◆ **Required work**
A: In two sentences, summarize the text on children's tantrums.
B: According to the text on children's tantrums, when does a child's pre-frontal cortex engage?
>> BEGIN Selected text
Our children, especially the younger ones, have this inbuilt reset, it is called “a tantrum” by most, I like to reframe it as the positive emotional release it is. Here is how we can help them with that.

During a positive emotional release your child’s pre-frontal cortex is not engaged (the part that deals with logic, empathy, reasoning) then there is no point in talking as your child literally cannot hear you. The pre-frontal cortex engages when your child feels safe and connected.

If I do say something, it is to validate what I think my child may be feeling and to let them know I am there for them “Are you feeling upset because Fred was not able to make his playdate today?” Often this has little to do with what has just occurred and lots to do with something that has happened previously that they need to release. Often at the mere mention of the cause, more crying comes, they feel safe enough to really let it all out.

Eye contact, getting down to their height, touch can all help.

Often there is an internal dialogue in my head going on, sometimes guilt or blame, “Should I have checked Fred was coming yesterday….” But I park this for my listening partnership time and focus on my breathing, as I know and trust that my child is doing exactly what he needs to do.

We live in a culture that is not comfortable with strong emotions and as a result, emotions get suppressed and come out in unhealthy ways. To raise an emotionally healthy child you need to let them express their emotions.

Let me leave you with an expression I like to use to shift this culture “Do you need a GOOD cry?”
>> END Selected text
>> BEGIN Source material
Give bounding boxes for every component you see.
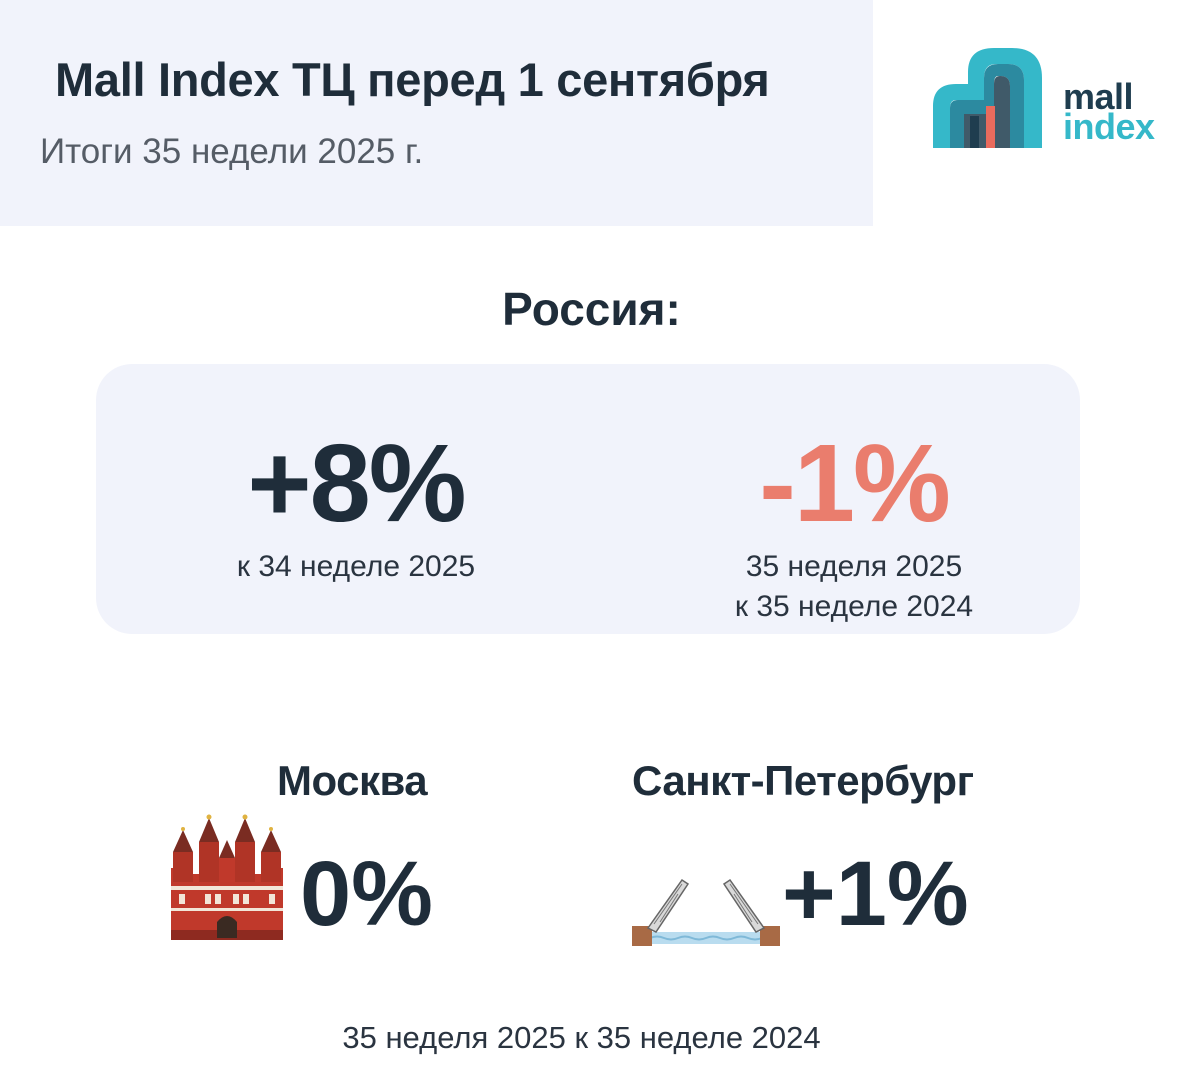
>> END Source material
◆ **Solutions to the tasks**
A: The text reframes children's tantrums as a positive emotional release during which the pre-frontal cortex is not engaged, so talking is pointless, though validating the child's feelings, making eye contact, getting down to their height and using touch can help. It adds that emotions get suppressed in a culture uncomfortable with strong feelings and come out in unhealthy ways, so raising an emotionally healthy child means letting them express their emotions.

B: When the child feels safe and connected.